>> start
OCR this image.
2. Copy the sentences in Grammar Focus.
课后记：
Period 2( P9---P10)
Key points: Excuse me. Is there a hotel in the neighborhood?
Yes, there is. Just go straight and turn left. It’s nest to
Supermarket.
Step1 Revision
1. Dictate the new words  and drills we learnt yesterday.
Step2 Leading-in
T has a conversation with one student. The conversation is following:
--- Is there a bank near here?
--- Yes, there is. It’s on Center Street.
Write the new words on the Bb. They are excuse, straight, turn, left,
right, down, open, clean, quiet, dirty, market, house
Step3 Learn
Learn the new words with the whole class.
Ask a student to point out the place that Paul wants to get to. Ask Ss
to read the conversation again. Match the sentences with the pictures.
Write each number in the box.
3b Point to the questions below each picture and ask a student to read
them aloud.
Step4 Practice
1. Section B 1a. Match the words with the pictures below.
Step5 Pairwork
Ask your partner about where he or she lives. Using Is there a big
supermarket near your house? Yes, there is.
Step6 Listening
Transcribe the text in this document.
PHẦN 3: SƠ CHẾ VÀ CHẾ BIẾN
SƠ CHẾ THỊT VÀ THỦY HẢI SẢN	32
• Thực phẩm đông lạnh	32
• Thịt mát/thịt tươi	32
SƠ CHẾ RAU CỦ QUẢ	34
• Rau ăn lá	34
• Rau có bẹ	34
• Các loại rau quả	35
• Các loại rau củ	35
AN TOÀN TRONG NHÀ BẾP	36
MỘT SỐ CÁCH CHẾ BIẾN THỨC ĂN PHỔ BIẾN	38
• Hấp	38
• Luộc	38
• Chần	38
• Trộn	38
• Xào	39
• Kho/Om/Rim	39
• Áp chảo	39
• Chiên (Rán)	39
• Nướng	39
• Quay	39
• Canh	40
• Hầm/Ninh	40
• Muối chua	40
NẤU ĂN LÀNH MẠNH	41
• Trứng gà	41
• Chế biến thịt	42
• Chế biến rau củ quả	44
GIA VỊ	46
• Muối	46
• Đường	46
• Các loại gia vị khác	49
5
>> end
Using the material above, reproduce exactly the line that contains "Transcribe the text in this document." and all lines after it through the last one, and only those.

Transcribe the text in this document.
PHẦN 3: SƠ CHẾ VÀ CHẾ BIẾN
SƠ CHẾ THỊT VÀ THỦY HẢI SẢN	32
• Thực phẩm đông lạnh	32
• Thịt mát/thịt tươi	32
SƠ CHẾ RAU CỦ QUẢ	34
• Rau ăn lá	34
• Rau có bẹ	34
• Các loại rau quả	35
• Các loại rau củ	35
AN TOÀN TRONG NHÀ BẾP	36
MỘT SỐ CÁCH CHẾ BIẾN THỨC ĂN PHỔ BIẾN	38
• Hấp	38
• Luộc	38
• Chần	38
• Trộn	38
• Xào	39
• Kho/Om/Rim	39
• Áp chảo	39
• Chiên (Rán)	39
• Nướng	39
• Quay	39
• Canh	40
• Hầm/Ninh	40
• Muối chua	40
NẤU ĂN LÀNH MẠNH	41
• Trứng gà	41
• Chế biến thịt	42
• Chế biến rau củ quả	44
GIA VỊ	46
• Muối	46
• Đường	46
• Các loại gia vị khác	49
5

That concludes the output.